** Start of Input **

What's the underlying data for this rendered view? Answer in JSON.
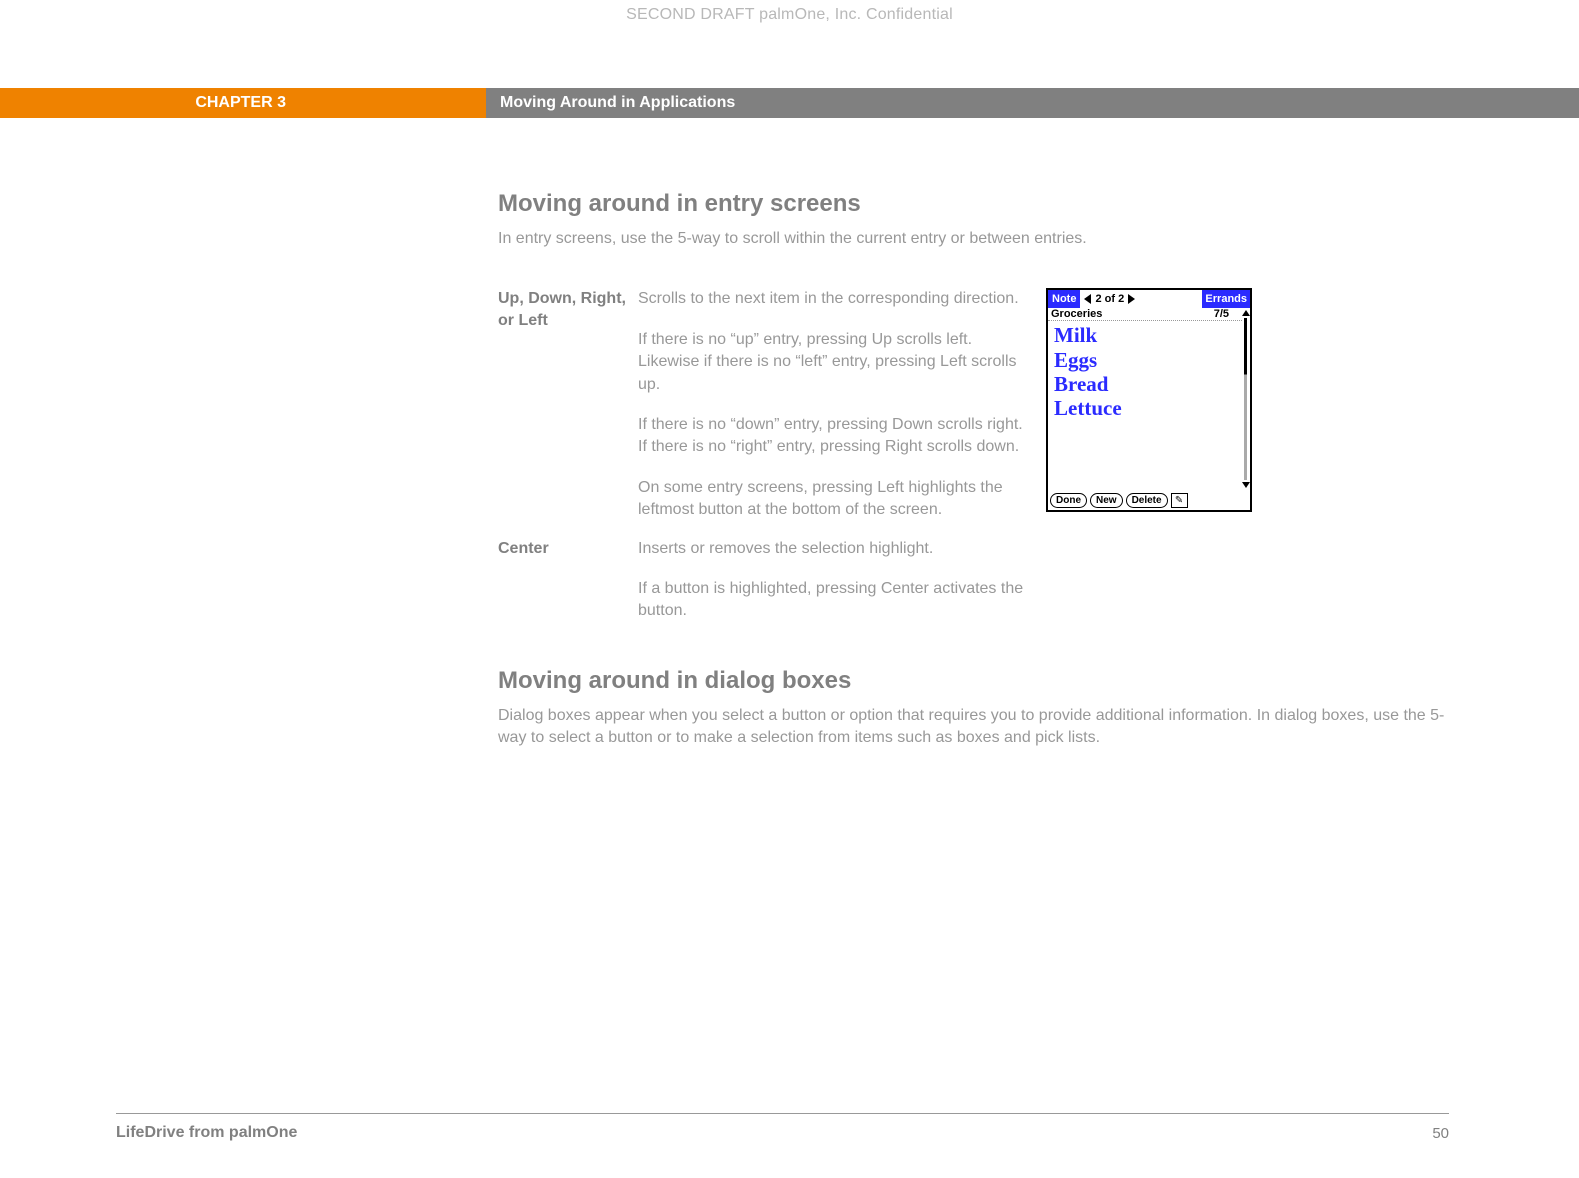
{
  "confidential": "SECOND DRAFT palmOne, Inc.  Confidential",
  "chapter": "CHAPTER 3",
  "chapter_title": "Moving Around in Applications",
  "section1": {
    "heading": "Moving around in entry screens",
    "intro": "In entry screens, use the 5-way to scroll within the current entry or between entries.",
    "rows": [
      {
        "label": "Up, Down, Right, or Left",
        "paras": [
          "Scrolls to the next item in the corresponding direction.",
          "If there is no “up” entry, pressing Up scrolls left. Likewise if there is no “left” entry, pressing Left scrolls up.",
          "If there is no “down” entry, pressing Down scrolls right. If there is no “right” entry, pressing Right scrolls down.",
          "On some entry screens, pressing Left highlights the leftmost button at the bottom of the screen."
        ]
      },
      {
        "label": "Center",
        "paras": [
          "Inserts or removes the selection highlight.",
          "If a button is highlighted, pressing Center activates the button."
        ]
      }
    ]
  },
  "section2": {
    "heading": "Moving around in dialog boxes",
    "intro": "Dialog boxes appear when you select a button or option that requires you to provide additional information. In dialog boxes, use the 5-way to select a button or to make a selection from items such as boxes and pick lists."
  },
  "screenshot": {
    "title": "Note",
    "counter": "2 of 2",
    "category": "Errands",
    "note_title": "Groceries",
    "date": "7/5",
    "items": [
      "Milk",
      "Eggs",
      "Bread",
      "Lettuce"
    ],
    "buttons": {
      "done": "Done",
      "new": "New",
      "delete": "Delete"
    }
  },
  "footer": {
    "product": "LifeDrive from palmOne",
    "page": "50"
  }
}
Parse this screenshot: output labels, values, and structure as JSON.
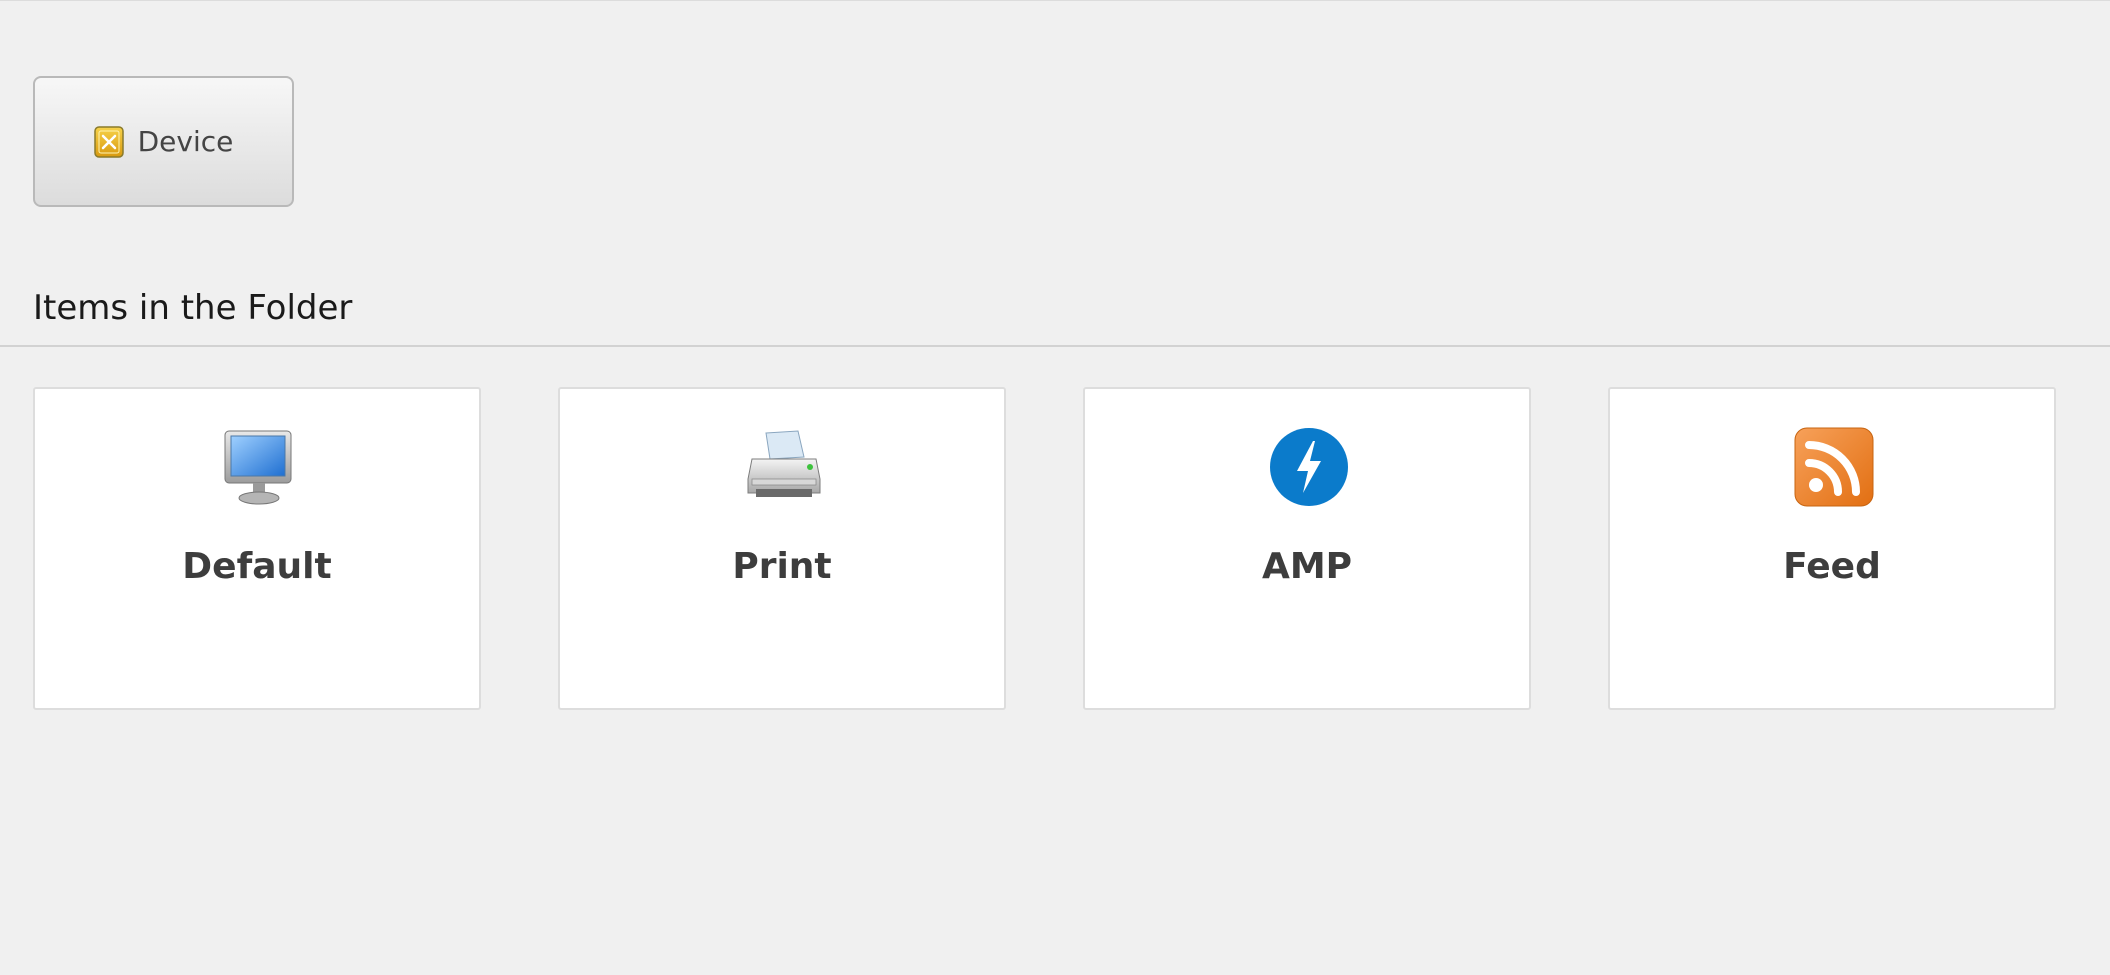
{
  "toolbar": {
    "device_button": {
      "label": "Device",
      "icon": "device-icon"
    }
  },
  "section": {
    "title": "Items in the Folder"
  },
  "items": [
    {
      "label": "Default",
      "icon": "monitor-icon"
    },
    {
      "label": "Print",
      "icon": "printer-icon"
    },
    {
      "label": "AMP",
      "icon": "amp-lightning-icon",
      "color": "#0b7bcb"
    },
    {
      "label": "Feed",
      "icon": "rss-feed-icon",
      "color": "#f28a2e"
    }
  ]
}
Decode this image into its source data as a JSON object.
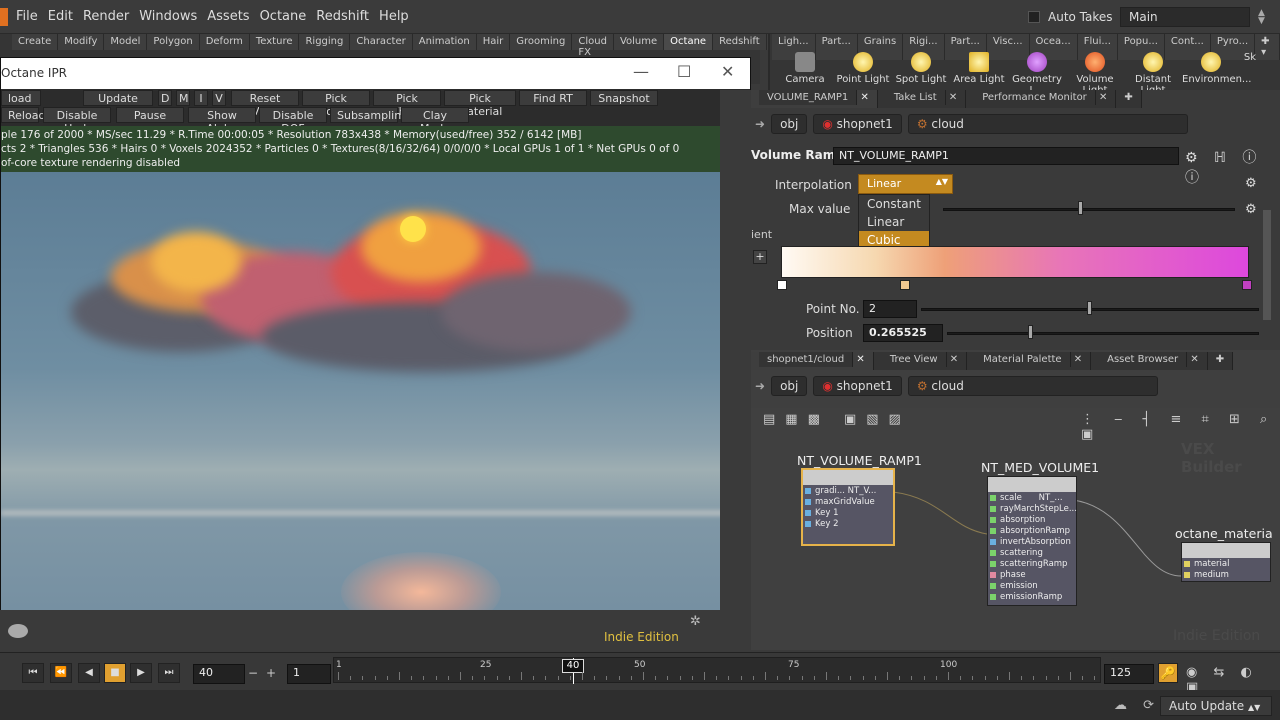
{
  "menubar": {
    "items": [
      "File",
      "Edit",
      "Render",
      "Windows",
      "Assets",
      "Octane",
      "Redshift",
      "Help"
    ],
    "auto_takes": "Auto Takes",
    "desktop": "Main"
  },
  "shelf_left": {
    "tabs": [
      "Create",
      "Modify",
      "Model",
      "Polygon",
      "Deform",
      "Texture",
      "Rigging",
      "Character",
      "Animation",
      "Hair",
      "Grooming",
      "Cloud FX",
      "Volume",
      "Octane",
      "Redshift"
    ],
    "active": "Octane"
  },
  "shelf_right": {
    "tabs": [
      "Ligh...",
      "Part...",
      "Grains",
      "Rigi...",
      "Part...",
      "Visc...",
      "Ocea...",
      "Flui...",
      "Popu...",
      "Cont...",
      "Pyro..."
    ],
    "tools": [
      "Camera",
      "Point Light",
      "Spot Light",
      "Area Light",
      "Geometry L...",
      "Volume Light",
      "Distant Light",
      "Environmen...",
      "Sk"
    ]
  },
  "ipr": {
    "title": "Octane IPR",
    "toolbar1": [
      "load",
      "Update",
      "D",
      "M",
      "I",
      "V",
      "Reset View",
      "Pick Focus",
      "Pick WhiteP",
      "Pick Material",
      "Find RT",
      "Snapshot"
    ],
    "toolbar2": [
      "Reload",
      "Disable Upd.",
      "Pause",
      "Show Alpha",
      "Disable DOF",
      "Subsampling",
      "Clay Mode"
    ],
    "stats": [
      "ple 176 of 2000 * MS/sec 11.29 * R.Time 00:00:05 * Resolution 783x438 * Memory(used/free) 352 / 6142 [MB]",
      "cts 2 * Triangles 536 * Hairs 0 * Voxels 2024352 * Particles 0 * Textures(8/16/32/64) 0/0/0/0 * Local GPUs 1 of 1 * Net GPUs 0 of 0",
      "of-core texture rendering disabled"
    ]
  },
  "viewport": {
    "edition": "Indie Edition"
  },
  "parm": {
    "tabs": [
      "VOLUME_RAMP1",
      "Take List",
      "Performance Monitor"
    ],
    "path": [
      "obj",
      "shopnet1",
      "cloud"
    ],
    "node_type": "Volume Ramp",
    "node_name": "NT_VOLUME_RAMP1",
    "interpolation_label": "Interpolation",
    "interpolation_value": "Linear",
    "interpolation_options": [
      "Constant",
      "Linear",
      "Cubic"
    ],
    "max_value_label": "Max value",
    "gradient_label": "ient",
    "point_no_label": "Point No.",
    "point_no_value": "2",
    "position_label": "Position",
    "position_value": "0.265525"
  },
  "net": {
    "tabs": [
      "shopnet1/cloud",
      "Tree View",
      "Material Palette",
      "Asset Browser"
    ],
    "path": [
      "obj",
      "shopnet1",
      "cloud"
    ],
    "watermark1": "VEX Builder",
    "watermark2": "Indie Edition",
    "node1": {
      "label": "NT_VOLUME_RAMP1",
      "inputs": [
        "gradi...",
        "maxGridValue",
        "Key 1",
        "Key 2"
      ],
      "out": "NT_V..."
    },
    "node2": {
      "label": "NT_MED_VOLUME1",
      "inputs": [
        "scale",
        "rayMarchStepLe...",
        "absorption",
        "absorptionRamp",
        "invertAbsorption",
        "scattering",
        "scatteringRamp",
        "phase",
        "emission",
        "emissionRamp"
      ],
      "out": "NT_..."
    },
    "node3": {
      "label": "octane_materia",
      "inputs": [
        "material",
        "medium"
      ]
    }
  },
  "timeline": {
    "current_frame": "40",
    "start": "1",
    "end": "125",
    "ticks": [
      "1",
      "25",
      "40",
      "50",
      "75",
      "100"
    ]
  },
  "status": {
    "auto_update": "Auto Update"
  }
}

** End of Input **

_Aim of the exercise_. Extract every line of the data exactly; pictures stay out.

_Solution for this problem_.
What's the underlying data for this rendered view? Answer in JSON.
{
  "confidential": "SECOND DRAFT palmOne, Inc.  Confidential",
  "chapter": "CHAPTER 3",
  "chapter_title": "Moving Around in Applications",
  "section1": {
    "heading": "Moving around in entry screens",
    "intro": "In entry screens, use the 5-way to scroll within the current entry or between entries.",
    "rows": [
      {
        "label": "Up, Down, Right, or Left",
        "paras": [
          "Scrolls to the next item in the corresponding direction.",
          "If there is no “up” entry, pressing Up scrolls left. Likewise if there is no “left” entry, pressing Left scrolls up.",
          "If there is no “down” entry, pressing Down scrolls right. If there is no “right” entry, pressing Right scrolls down.",
          "On some entry screens, pressing Left highlights the leftmost button at the bottom of the screen."
        ]
      },
      {
        "label": "Center",
        "paras": [
          "Inserts or removes the selection highlight.",
          "If a button is highlighted, pressing Center activates the button."
        ]
      }
    ]
  },
  "section2": {
    "heading": "Moving around in dialog boxes",
    "intro": "Dialog boxes appear when you select a button or option that requires you to provide additional information. In dialog boxes, use the 5-way to select a button or to make a selection from items such as boxes and pick lists."
  },
  "screenshot": {
    "title": "Note",
    "counter": "2 of 2",
    "category": "Errands",
    "note_title": "Groceries",
    "date": "7/5",
    "items": [
      "Milk",
      "Eggs",
      "Bread",
      "Lettuce"
    ],
    "buttons": {
      "done": "Done",
      "new": "New",
      "delete": "Delete"
    }
  },
  "footer": {
    "product": "LifeDrive from palmOne",
    "page": "50"
  }
}
Parse this screenshot: output labels, values, and structure as JSON.
{
  "toolbar": {
    "device_button": {
      "label": "Device",
      "icon": "device-icon"
    }
  },
  "section": {
    "title": "Items in the Folder"
  },
  "items": [
    {
      "label": "Default",
      "icon": "monitor-icon"
    },
    {
      "label": "Print",
      "icon": "printer-icon"
    },
    {
      "label": "AMP",
      "icon": "amp-lightning-icon",
      "color": "#0b7bcb"
    },
    {
      "label": "Feed",
      "icon": "rss-feed-icon",
      "color": "#f28a2e"
    }
  ]
}
Decode this image into its source data as a JSON object.
{
  "menubar": {
    "items": [
      "File",
      "Edit",
      "Render",
      "Windows",
      "Assets",
      "Octane",
      "Redshift",
      "Help"
    ],
    "auto_takes": "Auto Takes",
    "desktop": "Main"
  },
  "shelf_left": {
    "tabs": [
      "Create",
      "Modify",
      "Model",
      "Polygon",
      "Deform",
      "Texture",
      "Rigging",
      "Character",
      "Animation",
      "Hair",
      "Grooming",
      "Cloud FX",
      "Volume",
      "Octane",
      "Redshift"
    ],
    "active": "Octane"
  },
  "shelf_right": {
    "tabs": [
      "Ligh...",
      "Part...",
      "Grains",
      "Rigi...",
      "Part...",
      "Visc...",
      "Ocea...",
      "Flui...",
      "Popu...",
      "Cont...",
      "Pyro..."
    ],
    "tools": [
      "Camera",
      "Point Light",
      "Spot Light",
      "Area Light",
      "Geometry L...",
      "Volume Light",
      "Distant Light",
      "Environmen...",
      "Sk"
    ]
  },
  "ipr": {
    "title": "Octane IPR",
    "toolbar1": [
      "load",
      "Update",
      "D",
      "M",
      "I",
      "V",
      "Reset View",
      "Pick Focus",
      "Pick WhiteP",
      "Pick Material",
      "Find RT",
      "Snapshot"
    ],
    "toolbar2": [
      "Reload",
      "Disable Upd.",
      "Pause",
      "Show Alpha",
      "Disable DOF",
      "Subsampling",
      "Clay Mode"
    ],
    "stats": [
      "ple 176 of 2000 * MS/sec 11.29 * R.Time 00:00:05 * Resolution 783x438 * Memory(used/free) 352 / 6142 [MB]",
      "cts 2 * Triangles 536 * Hairs 0 * Voxels 2024352 * Particles 0 * Textures(8/16/32/64) 0/0/0/0 * Local GPUs 1 of 1 * Net GPUs 0 of 0",
      "of-core texture rendering disabled"
    ]
  },
  "viewport": {
    "edition": "Indie Edition"
  },
  "parm": {
    "tabs": [
      "VOLUME_RAMP1",
      "Take List",
      "Performance Monitor"
    ],
    "path": [
      "obj",
      "shopnet1",
      "cloud"
    ],
    "node_type": "Volume Ramp",
    "node_name": "NT_VOLUME_RAMP1",
    "interpolation_label": "Interpolation",
    "interpolation_value": "Linear",
    "interpolation_options": [
      "Constant",
      "Linear",
      "Cubic"
    ],
    "max_value_label": "Max value",
    "gradient_label": "ient",
    "point_no_label": "Point No.",
    "point_no_value": "2",
    "position_label": "Position",
    "position_value": "0.265525"
  },
  "net": {
    "tabs": [
      "shopnet1/cloud",
      "Tree View",
      "Material Palette",
      "Asset Browser"
    ],
    "path": [
      "obj",
      "shopnet1",
      "cloud"
    ],
    "watermark1": "VEX Builder",
    "watermark2": "Indie Edition",
    "node1": {
      "label": "NT_VOLUME_RAMP1",
      "inputs": [
        "gradi...",
        "maxGridValue",
        "Key 1",
        "Key 2"
      ],
      "out": "NT_V..."
    },
    "node2": {
      "label": "NT_MED_VOLUME1",
      "inputs": [
        "scale",
        "rayMarchStepLe...",
        "absorption",
        "absorptionRamp",
        "invertAbsorption",
        "scattering",
        "scatteringRamp",
        "phase",
        "emission",
        "emissionRamp"
      ],
      "out": "NT_..."
    },
    "node3": {
      "label": "octane_materia",
      "inputs": [
        "material",
        "medium"
      ]
    }
  },
  "timeline": {
    "current_frame": "40",
    "start": "1",
    "end": "125",
    "ticks": [
      "1",
      "25",
      "40",
      "50",
      "75",
      "100"
    ]
  },
  "status": {
    "auto_update": "Auto Update"
  }
}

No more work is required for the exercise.